Stated goal »
Reproduce all of the data word for word.

Data entries »

::::::::

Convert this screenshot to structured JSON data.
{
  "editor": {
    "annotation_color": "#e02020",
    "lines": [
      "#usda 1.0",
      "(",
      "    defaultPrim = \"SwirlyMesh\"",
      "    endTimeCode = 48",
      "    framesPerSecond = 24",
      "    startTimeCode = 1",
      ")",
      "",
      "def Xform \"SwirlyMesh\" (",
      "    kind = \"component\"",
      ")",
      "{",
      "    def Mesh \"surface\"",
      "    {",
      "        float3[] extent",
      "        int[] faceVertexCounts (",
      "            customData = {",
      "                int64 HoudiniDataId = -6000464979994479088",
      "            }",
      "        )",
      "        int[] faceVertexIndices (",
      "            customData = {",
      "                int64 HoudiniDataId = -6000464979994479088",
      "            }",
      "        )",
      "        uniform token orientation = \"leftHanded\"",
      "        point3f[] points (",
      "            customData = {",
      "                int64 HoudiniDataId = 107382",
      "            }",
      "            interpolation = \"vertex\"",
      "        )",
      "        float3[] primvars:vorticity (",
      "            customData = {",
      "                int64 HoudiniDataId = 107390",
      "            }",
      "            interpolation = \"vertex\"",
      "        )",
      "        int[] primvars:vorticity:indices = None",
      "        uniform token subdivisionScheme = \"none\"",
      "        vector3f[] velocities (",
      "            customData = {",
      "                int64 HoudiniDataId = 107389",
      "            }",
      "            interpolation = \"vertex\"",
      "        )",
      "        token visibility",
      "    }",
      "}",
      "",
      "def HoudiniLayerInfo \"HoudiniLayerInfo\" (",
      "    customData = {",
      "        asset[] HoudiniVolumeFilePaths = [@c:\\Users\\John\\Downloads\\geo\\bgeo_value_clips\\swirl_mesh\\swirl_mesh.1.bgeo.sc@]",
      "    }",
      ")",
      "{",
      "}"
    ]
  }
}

::::::::

Response to this exercise »
Convert this screenshot to structured JSON data.
{
  "editor": {
    "annotation_color": "#e02020",
    "lines": [
      "#usda 1.0",
      "(",
      "    defaultPrim = \"SwirlyMesh\"",
      "    endTimeCode = 48",
      "    framesPerSecond = 24",
      "    startTimeCode = 1",
      ")",
      "",
      "def Xform \"SwirlyMesh\" (",
      "    kind = \"component\"",
      ")",
      "{",
      "    def Mesh \"surface\"",
      "    {",
      "        float3[] extent",
      "        int[] faceVertexCounts (",
      "            customData = {",
      "                int64 HoudiniDataId = -6000464979994479088",
      "            }",
      "        )",
      "        int[] faceVertexIndices (",
      "            customData = {",
      "                int64 HoudiniDataId = -6000464979994479088",
      "            }",
      "        )",
      "        uniform token orientation = \"leftHanded\"",
      "        point3f[] points (",
      "            customData = {",
      "                int64 HoudiniDataId = 107382",
      "            }",
      "            interpolation = \"vertex\"",
      "        )",
      "        float3[] primvars:vorticity (",
      "            customData = {",
      "                int64 HoudiniDataId = 107390",
      "            }",
      "            interpolation = \"vertex\"",
      "        )",
      "        int[] primvars:vorticity:indices = None",
      "        uniform token subdivisionScheme = \"none\"",
      "        vector3f[] velocities (",
      "            customData = {",
      "                int64 HoudiniDataId = 107389",
      "            }",
      "            interpolation = \"vertex\"",
      "        )",
      "        token visibility",
      "    }",
      "}",
      "",
      "def HoudiniLayerInfo \"HoudiniLayerInfo\" (",
      "    customData = {",
      "        asset[] HoudiniVolumeFilePaths = [@c:\\Users\\John\\Downloads\\geo\\bgeo_value_clips\\swirl_mesh\\swirl_mesh.1.bgeo.sc@]",
      "    }",
      ")",
      "{",
      "}"
    ]
  }
}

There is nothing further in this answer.